- [Problem statement]
Give the entries again exactly, every one of them.

- [Supplied information]
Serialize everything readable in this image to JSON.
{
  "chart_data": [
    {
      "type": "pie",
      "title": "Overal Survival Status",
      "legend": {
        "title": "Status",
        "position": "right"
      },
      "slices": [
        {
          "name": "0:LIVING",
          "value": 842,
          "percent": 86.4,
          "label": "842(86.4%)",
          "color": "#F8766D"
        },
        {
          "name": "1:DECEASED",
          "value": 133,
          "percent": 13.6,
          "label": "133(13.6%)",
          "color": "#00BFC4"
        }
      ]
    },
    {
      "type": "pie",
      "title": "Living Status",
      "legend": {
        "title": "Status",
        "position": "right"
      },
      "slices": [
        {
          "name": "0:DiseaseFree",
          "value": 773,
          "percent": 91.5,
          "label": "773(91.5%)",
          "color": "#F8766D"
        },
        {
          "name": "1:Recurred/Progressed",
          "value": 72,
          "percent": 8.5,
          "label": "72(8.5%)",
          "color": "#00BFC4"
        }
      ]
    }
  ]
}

- [Exercise output]
Serialize everything readable in this image to JSON.
{
  "chart_data": [
    {
      "type": "pie",
      "title": "Overal Survival Status",
      "legend": {
        "title": "Status",
        "position": "right"
      },
      "slices": [
        {
          "name": "0:LIVING",
          "value": 842,
          "percent": 86.4,
          "label": "842(86.4%)",
          "color": "#F8766D"
        },
        {
          "name": "1:DECEASED",
          "value": 133,
          "percent": 13.6,
          "label": "133(13.6%)",
          "color": "#00BFC4"
        }
      ]
    },
    {
      "type": "pie",
      "title": "Living Status",
      "legend": {
        "title": "Status",
        "position": "right"
      },
      "slices": [
        {
          "name": "0:DiseaseFree",
          "value": 773,
          "percent": 91.5,
          "label": "773(91.5%)",
          "color": "#F8766D"
        },
        {
          "name": "1:Recurred/Progressed",
          "value": 72,
          "percent": 8.5,
          "label": "72(8.5%)",
          "color": "#00BFC4"
        }
      ]
    }
  ]
}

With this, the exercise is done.